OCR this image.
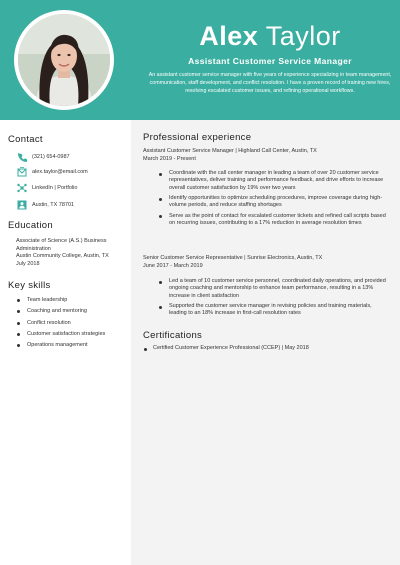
Alex Taylor
Assistant Customer Service Manager
An assistant customer service manager with five years of experience specializing in team management, communication, staff development, and conflict resolution. I have a proven record of training new hires, resolving escalated customer issues, and refining operational workflows.
Contact
(321) 654-0987
alex.taylor@email.com
LinkedIn | Portfolio
Austin, TX 78701
Education
Associate of Science (A.S.) Business Administration
Austin Community College, Austin, TX
July 2018
Key skills
Team leadership
Coaching and mentoring
Conflict resolution
Customer satisfaction strategies
Operations management
Professional experience
Assistant Customer Service Manager | Highland Call Center, Austin, TX
March 2019 - Present
Coordinate with the call center manager in leading a team of over 20 customer service representatives, deliver training and performance feedback, and drive efforts to increase overall customer satisfaction by 19% over two years
Identify opportunities to optimize scheduling procedures, improve coverage during high-volume periods, and reduce staffing shortages
Serve as the point of contact for escalated customer tickets and refined call scripts based on recurring issues, contributing to a 17% reduction in average resolution times
Senior Customer Service Representative | Sunrise Electronics, Austin, TX
June 2017 - March 2019
Led a team of 10 customer service personnel, coordinated daily operations, and provided ongoing coaching and mentorship to enhance team performance, resulting in a 13% increase in client satisfaction
Supported the customer service manager in revising policies and training materials, leading to an 18% increase in first-call resolution rates
Certifications
Certified Customer Experience Professional (CCEP) | May 2018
○ ○ ○
--- WHAT YOU HAVE TO DO ---
Skip the pictures, then retype every line above exactly.

--- REPLY ---
OCR this image.
Alex Taylor
Assistant Customer Service Manager
An assistant customer service manager with five years of experience specializing in team management, communication, staff development, and conflict resolution. I have a proven record of training new hires, resolving escalated customer issues, and refining operational workflows.
Contact
(321) 654-0987
alex.taylor@email.com
LinkedIn | Portfolio
Austin, TX 78701
Education
Associate of Science (A.S.) Business Administration
Austin Community College, Austin, TX
July 2018
Key skills
Team leadership
Coaching and mentoring
Conflict resolution
Customer satisfaction strategies
Operations management
Professional experience
Assistant Customer Service Manager | Highland Call Center, Austin, TX
March 2019 - Present
Coordinate with the call center manager in leading a team of over 20 customer service representatives, deliver training and performance feedback, and drive efforts to increase overall customer satisfaction by 19% over two years
Identify opportunities to optimize scheduling procedures, improve coverage during high-volume periods, and reduce staffing shortages
Serve as the point of contact for escalated customer tickets and refined call scripts based on recurring issues, contributing to a 17% reduction in average resolution times
Senior Customer Service Representative | Sunrise Electronics, Austin, TX
June 2017 - March 2019
Led a team of 10 customer service personnel, coordinated daily operations, and provided ongoing coaching and mentorship to enhance team performance, resulting in a 13% increase in client satisfaction
Supported the customer service manager in revising policies and training materials, leading to an 18% increase in first-call resolution rates
Certifications
Certified Customer Experience Professional (CCEP) | May 2018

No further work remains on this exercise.